[Stored records]
——

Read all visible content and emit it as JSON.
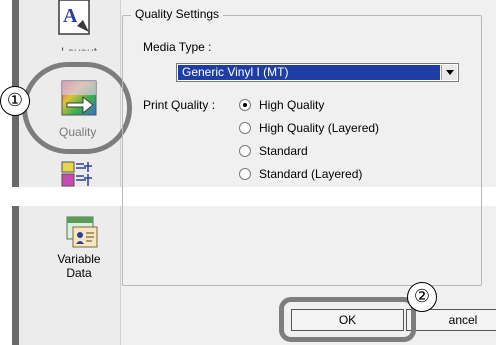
{
  "window": {
    "group_title": "Quality Settings"
  },
  "media": {
    "label": "Media Type :",
    "selected": "Generic Vinyl I (MT)"
  },
  "print_quality": {
    "label": "Print Quality :",
    "options": [
      {
        "label": "High Quality",
        "checked": true
      },
      {
        "label": "High Quality (Layered)",
        "checked": false
      },
      {
        "label": "Standard",
        "checked": false
      },
      {
        "label": "Standard (Layered)",
        "checked": false
      }
    ]
  },
  "sidebar": {
    "items": [
      {
        "label": "Layout",
        "icon": "layout-icon"
      },
      {
        "label": "Quality",
        "icon": "quality-icon"
      },
      {
        "label": "",
        "icon": "color-chart-icon"
      },
      {
        "label": "Variable Data",
        "icon": "variable-data-icon"
      }
    ],
    "variable_data_line1": "Variable",
    "variable_data_line2": "Data"
  },
  "buttons": {
    "ok": "OK",
    "cancel_partial": "ancel"
  },
  "callouts": {
    "first": "①",
    "second": "②"
  },
  "colors": {
    "selection_bg": "#1f3ea5",
    "highlight_ring": "#7d7d7d",
    "dialog_bg": "#f0f0f0"
  }
}
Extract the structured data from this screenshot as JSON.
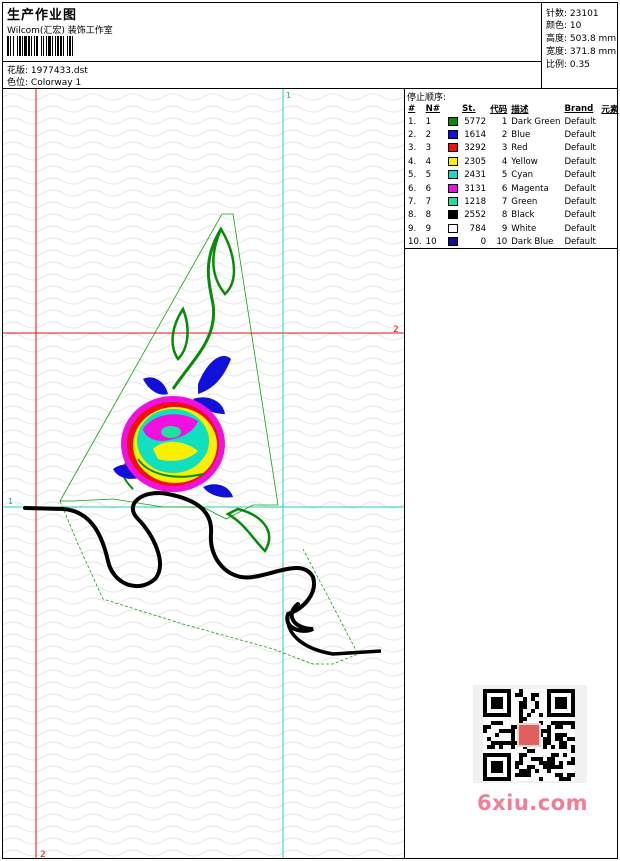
{
  "header": {
    "title": "生产作业图",
    "company": "Wilcom(汇宏) 装饰工作室",
    "design_label": "花版:",
    "design_value": "1977433.dst",
    "colorway_label": "色位:",
    "colorway_value": "Colorway 1"
  },
  "stats": [
    {
      "label": "针数:",
      "value": "23101"
    },
    {
      "label": "颜色:",
      "value": "10"
    },
    {
      "label": "高度:",
      "value": "503.8 mm"
    },
    {
      "label": "宽度:",
      "value": "371.8 mm"
    },
    {
      "label": "比例:",
      "value": "0.35"
    }
  ],
  "stop_sequence": {
    "title": "停止顺序:",
    "columns": [
      "#",
      "N#",
      "St.",
      "代码",
      "描述",
      "Brand",
      "元素"
    ],
    "rows": [
      {
        "idx": "1.",
        "n": "1",
        "color": "#0a8a0a",
        "st": "5772",
        "code": "1",
        "desc": "Dark Green",
        "brand": "Default"
      },
      {
        "idx": "2.",
        "n": "2",
        "color": "#1010e0",
        "st": "1614",
        "code": "2",
        "desc": "Blue",
        "brand": "Default"
      },
      {
        "idx": "3.",
        "n": "3",
        "color": "#f01010",
        "st": "3292",
        "code": "3",
        "desc": "Red",
        "brand": "Default"
      },
      {
        "idx": "4.",
        "n": "4",
        "color": "#f8f000",
        "st": "2305",
        "code": "4",
        "desc": "Yellow",
        "brand": "Default"
      },
      {
        "idx": "5.",
        "n": "5",
        "color": "#10e0c0",
        "st": "2431",
        "code": "5",
        "desc": "Cyan",
        "brand": "Default"
      },
      {
        "idx": "6.",
        "n": "6",
        "color": "#f010e0",
        "st": "3131",
        "code": "6",
        "desc": "Magenta",
        "brand": "Default"
      },
      {
        "idx": "7.",
        "n": "7",
        "color": "#20e0a0",
        "st": "1218",
        "code": "7",
        "desc": "Green",
        "brand": "Default"
      },
      {
        "idx": "8.",
        "n": "8",
        "color": "#000000",
        "st": "2552",
        "code": "8",
        "desc": "Black",
        "brand": "Default"
      },
      {
        "idx": "9.",
        "n": "9",
        "color": "#ffffff",
        "st": "784",
        "code": "9",
        "desc": "White",
        "brand": "Default"
      },
      {
        "idx": "10.",
        "n": "10",
        "color": "#101090",
        "st": "0",
        "code": "10",
        "desc": "Dark Blue",
        "brand": "Default"
      }
    ]
  },
  "canvas": {
    "guide_labels": {
      "red_vertical": "2",
      "red_horizontal": "2",
      "cyan_vertical": "1",
      "cyan_horizontal": "1"
    }
  },
  "watermark": "6xiu.com"
}
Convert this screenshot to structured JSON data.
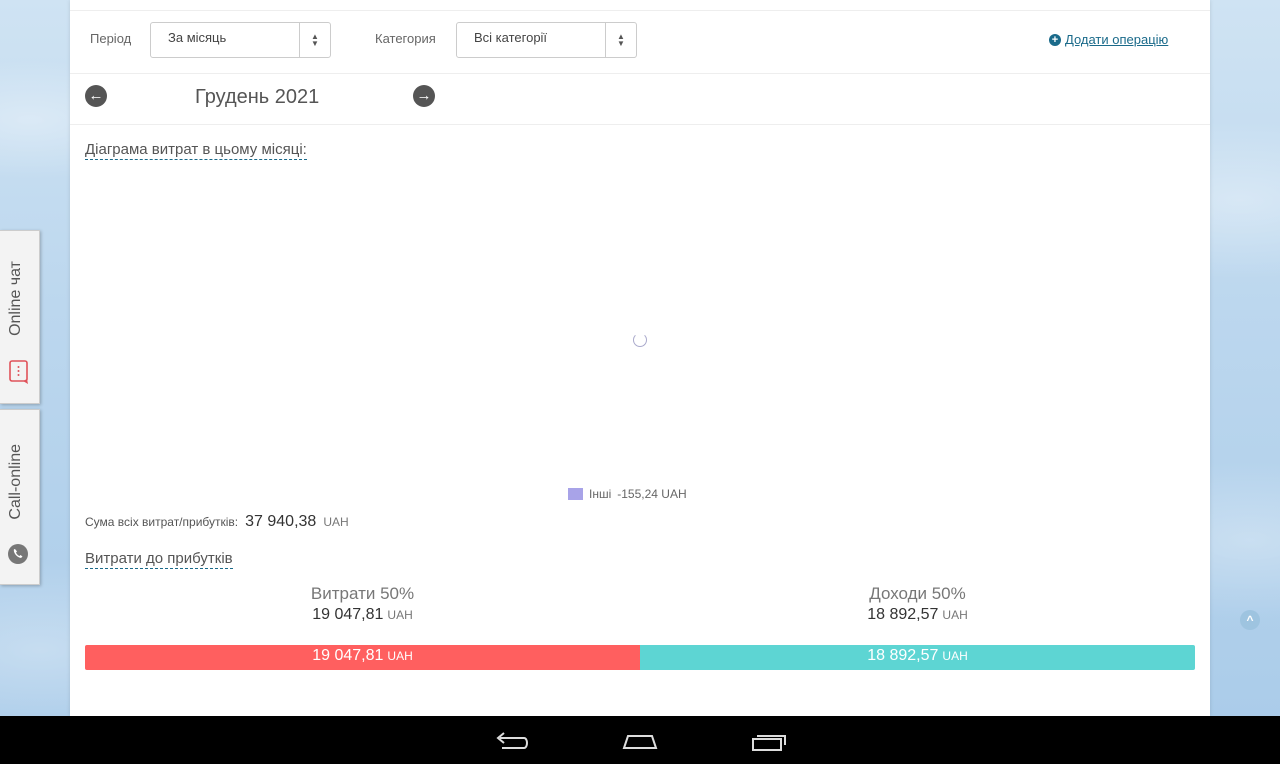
{
  "filters": {
    "period_label": "Період",
    "period_value": "За місяць",
    "category_label": "Категория",
    "category_value": "Всі категорії",
    "add_operation": "Додати операцію"
  },
  "month_nav": {
    "month": "Грудень 2021",
    "prev_icon": "arrow-left-circle-icon",
    "next_icon": "arrow-right-circle-icon"
  },
  "chart": {
    "link": "Діаграма витрат в цьому місяці:",
    "legend_label": "Інші",
    "legend_value": "-155,24 UAH",
    "legend_color": "#a8a3e8"
  },
  "total": {
    "label": "Сума всіх витрат/прибутків:",
    "value": "37 940,38",
    "currency": "UAH"
  },
  "ratio": {
    "link": "Витрати до прибутків",
    "expenses_title": "Витрати 50%",
    "expenses_value": "19 047,81",
    "expenses_currency": "UAH",
    "expenses_fraction": 0.5,
    "expenses_color": "#ff5f5f",
    "income_title": "Доходи 50%",
    "income_value": "18 892,57",
    "income_currency": "UAH",
    "income_fraction": 0.5,
    "income_color": "#5dd5d3"
  },
  "side_tabs": {
    "chat": "Online чат",
    "call": "Call-online"
  }
}
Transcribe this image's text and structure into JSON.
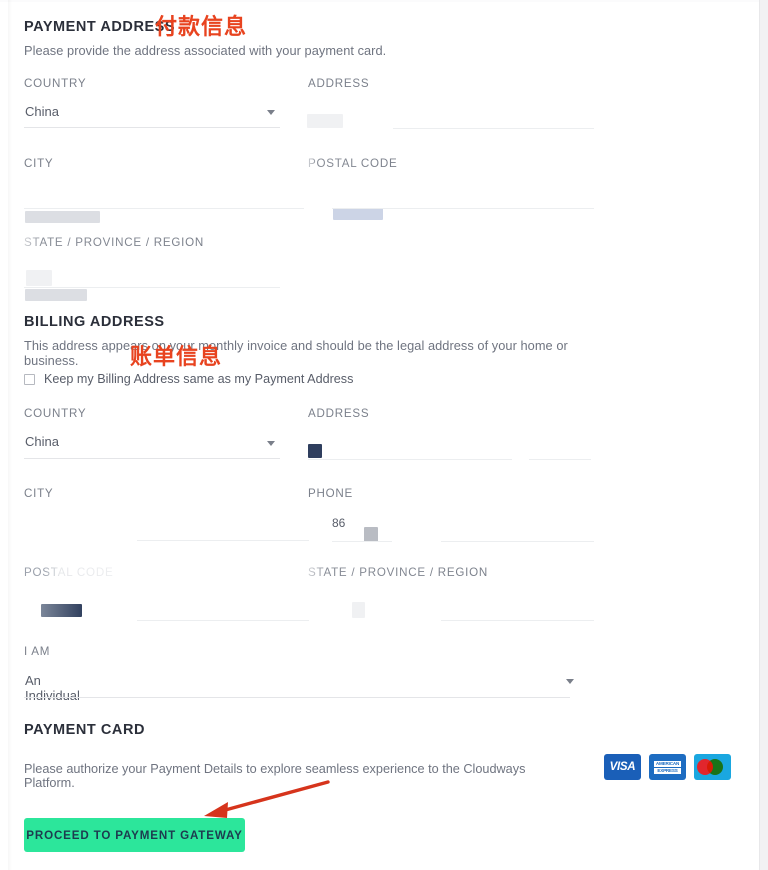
{
  "payment_address": {
    "heading": "PAYMENT ADDRESS",
    "annotation_cn": "付款信息",
    "description": "Please provide the address associated with your payment card.",
    "fields": {
      "country_label": "COUNTRY",
      "country_value": "China",
      "address_label": "ADDRESS",
      "city_label": "CITY",
      "postal_label": "POSTAL CODE",
      "state_label": "STATE / PROVINCE / REGION"
    }
  },
  "billing_address": {
    "heading": "BILLING ADDRESS",
    "annotation_cn": "账单信息",
    "description": "This address appears on your monthly invoice and should be the legal address of your home or business.",
    "checkbox_label": "Keep my Billing Address same as my Payment Address",
    "checkbox_checked": false,
    "fields": {
      "country_label": "COUNTRY",
      "country_value": "China",
      "address_label": "ADDRESS",
      "city_label": "CITY",
      "phone_label": "PHONE",
      "phone_prefix": "86",
      "postal_label": "POSTAL CODE",
      "state_label": "STATE / PROVINCE / REGION"
    },
    "i_am_label": "I AM",
    "i_am_value": "An Individual"
  },
  "payment_card": {
    "heading": "PAYMENT CARD",
    "note": "Please authorize your Payment Details to explore seamless experience to the Cloudways Platform.",
    "logos": [
      {
        "name": "visa",
        "text": "VISA"
      },
      {
        "name": "amex",
        "line1": "AMERICAN",
        "line2": "EXPRESS"
      },
      {
        "name": "mastercard",
        "text": ""
      }
    ],
    "cta_label": "PROCEED TO PAYMENT GATEWAY"
  },
  "colors": {
    "accent_green": "#2ce69b",
    "annotation_red": "#e8431f",
    "heading": "#2b2f3a",
    "label": "#7b808b"
  }
}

——

Return each line from the material above exactly, but not the pictures.

### Written response
Read all visible content and emit it as JSON.
{
  "window": {
    "group_title": "Quality Settings"
  },
  "media": {
    "label": "Media Type :",
    "selected": "Generic Vinyl I (MT)"
  },
  "print_quality": {
    "label": "Print Quality :",
    "options": [
      {
        "label": "High Quality",
        "checked": true
      },
      {
        "label": "High Quality (Layered)",
        "checked": false
      },
      {
        "label": "Standard",
        "checked": false
      },
      {
        "label": "Standard (Layered)",
        "checked": false
      }
    ]
  },
  "sidebar": {
    "items": [
      {
        "label": "Layout",
        "icon": "layout-icon"
      },
      {
        "label": "Quality",
        "icon": "quality-icon"
      },
      {
        "label": "",
        "icon": "color-chart-icon"
      },
      {
        "label": "Variable Data",
        "icon": "variable-data-icon"
      }
    ],
    "variable_data_line1": "Variable",
    "variable_data_line2": "Data"
  },
  "buttons": {
    "ok": "OK",
    "cancel_partial": "ancel"
  },
  "callouts": {
    "first": "①",
    "second": "②"
  },
  "colors": {
    "selection_bg": "#1f3ea5",
    "highlight_ring": "#7d7d7d",
    "dialog_bg": "#f0f0f0"
  }
}
Extract the structured data from this screenshot as JSON.
{
  "header": {
    "title": "生产作业图",
    "company": "Wilcom(汇宏) 装饰工作室",
    "design_label": "花版:",
    "design_value": "1977433.dst",
    "colorway_label": "色位:",
    "colorway_value": "Colorway 1"
  },
  "stats": [
    {
      "label": "针数:",
      "value": "23101"
    },
    {
      "label": "颜色:",
      "value": "10"
    },
    {
      "label": "高度:",
      "value": "503.8 mm"
    },
    {
      "label": "宽度:",
      "value": "371.8 mm"
    },
    {
      "label": "比例:",
      "value": "0.35"
    }
  ],
  "stop_sequence": {
    "title": "停止顺序:",
    "columns": [
      "#",
      "N#",
      "St.",
      "代码",
      "描述",
      "Brand",
      "元素"
    ],
    "rows": [
      {
        "idx": "1.",
        "n": "1",
        "color": "#0a8a0a",
        "st": "5772",
        "code": "1",
        "desc": "Dark Green",
        "brand": "Default"
      },
      {
        "idx": "2.",
        "n": "2",
        "color": "#1010e0",
        "st": "1614",
        "code": "2",
        "desc": "Blue",
        "brand": "Default"
      },
      {
        "idx": "3.",
        "n": "3",
        "color": "#f01010",
        "st": "3292",
        "code": "3",
        "desc": "Red",
        "brand": "Default"
      },
      {
        "idx": "4.",
        "n": "4",
        "color": "#f8f000",
        "st": "2305",
        "code": "4",
        "desc": "Yellow",
        "brand": "Default"
      },
      {
        "idx": "5.",
        "n": "5",
        "color": "#10e0c0",
        "st": "2431",
        "code": "5",
        "desc": "Cyan",
        "brand": "Default"
      },
      {
        "idx": "6.",
        "n": "6",
        "color": "#f010e0",
        "st": "3131",
        "code": "6",
        "desc": "Magenta",
        "brand": "Default"
      },
      {
        "idx": "7.",
        "n": "7",
        "color": "#20e0a0",
        "st": "1218",
        "code": "7",
        "desc": "Green",
        "brand": "Default"
      },
      {
        "idx": "8.",
        "n": "8",
        "color": "#000000",
        "st": "2552",
        "code": "8",
        "desc": "Black",
        "brand": "Default"
      },
      {
        "idx": "9.",
        "n": "9",
        "color": "#ffffff",
        "st": "784",
        "code": "9",
        "desc": "White",
        "brand": "Default"
      },
      {
        "idx": "10.",
        "n": "10",
        "color": "#101090",
        "st": "0",
        "code": "10",
        "desc": "Dark Blue",
        "brand": "Default"
      }
    ]
  },
  "canvas": {
    "guide_labels": {
      "red_vertical": "2",
      "red_horizontal": "2",
      "cyan_vertical": "1",
      "cyan_horizontal": "1"
    }
  },
  "watermark": "6xiu.com"
}
Convert this screenshot to structured JSON data.
{
  "filters": {
    "period_label": "Період",
    "period_value": "За місяць",
    "category_label": "Категория",
    "category_value": "Всі категорії",
    "add_operation": "Додати операцію"
  },
  "month_nav": {
    "month": "Грудень 2021",
    "prev_icon": "arrow-left-circle-icon",
    "next_icon": "arrow-right-circle-icon"
  },
  "chart": {
    "link": "Діаграма витрат в цьому місяці:",
    "legend_label": "Інші",
    "legend_value": "-155,24 UAH",
    "legend_color": "#a8a3e8"
  },
  "total": {
    "label": "Сума всіх витрат/прибутків:",
    "value": "37 940,38",
    "currency": "UAH"
  },
  "ratio": {
    "link": "Витрати до прибутків",
    "expenses_title": "Витрати 50%",
    "expenses_value": "19 047,81",
    "expenses_currency": "UAH",
    "expenses_fraction": 0.5,
    "expenses_color": "#ff5f5f",
    "income_title": "Доходи 50%",
    "income_value": "18 892,57",
    "income_currency": "UAH",
    "income_fraction": 0.5,
    "income_color": "#5dd5d3"
  },
  "side_tabs": {
    "chat": "Online чат",
    "call": "Call-online"
  }
}
Transcribe this image's text and structure into JSON.
{
  "payment_address": {
    "heading": "PAYMENT ADDRESS",
    "annotation_cn": "付款信息",
    "description": "Please provide the address associated with your payment card.",
    "fields": {
      "country_label": "COUNTRY",
      "country_value": "China",
      "address_label": "ADDRESS",
      "city_label": "CITY",
      "postal_label": "POSTAL CODE",
      "state_label": "STATE / PROVINCE / REGION"
    }
  },
  "billing_address": {
    "heading": "BILLING ADDRESS",
    "annotation_cn": "账单信息",
    "description": "This address appears on your monthly invoice and should be the legal address of your home or business.",
    "checkbox_label": "Keep my Billing Address same as my Payment Address",
    "checkbox_checked": false,
    "fields": {
      "country_label": "COUNTRY",
      "country_value": "China",
      "address_label": "ADDRESS",
      "city_label": "CITY",
      "phone_label": "PHONE",
      "phone_prefix": "86",
      "postal_label": "POSTAL CODE",
      "state_label": "STATE / PROVINCE / REGION"
    },
    "i_am_label": "I AM",
    "i_am_value": "An Individual"
  },
  "payment_card": {
    "heading": "PAYMENT CARD",
    "note": "Please authorize your Payment Details to explore seamless experience to the Cloudways Platform.",
    "logos": [
      {
        "name": "visa",
        "text": "VISA"
      },
      {
        "name": "amex",
        "line1": "AMERICAN",
        "line2": "EXPRESS"
      },
      {
        "name": "mastercard",
        "text": ""
      }
    ],
    "cta_label": "PROCEED TO PAYMENT GATEWAY"
  },
  "colors": {
    "accent_green": "#2ce69b",
    "annotation_red": "#e8431f",
    "heading": "#2b2f3a",
    "label": "#7b808b"
  }
}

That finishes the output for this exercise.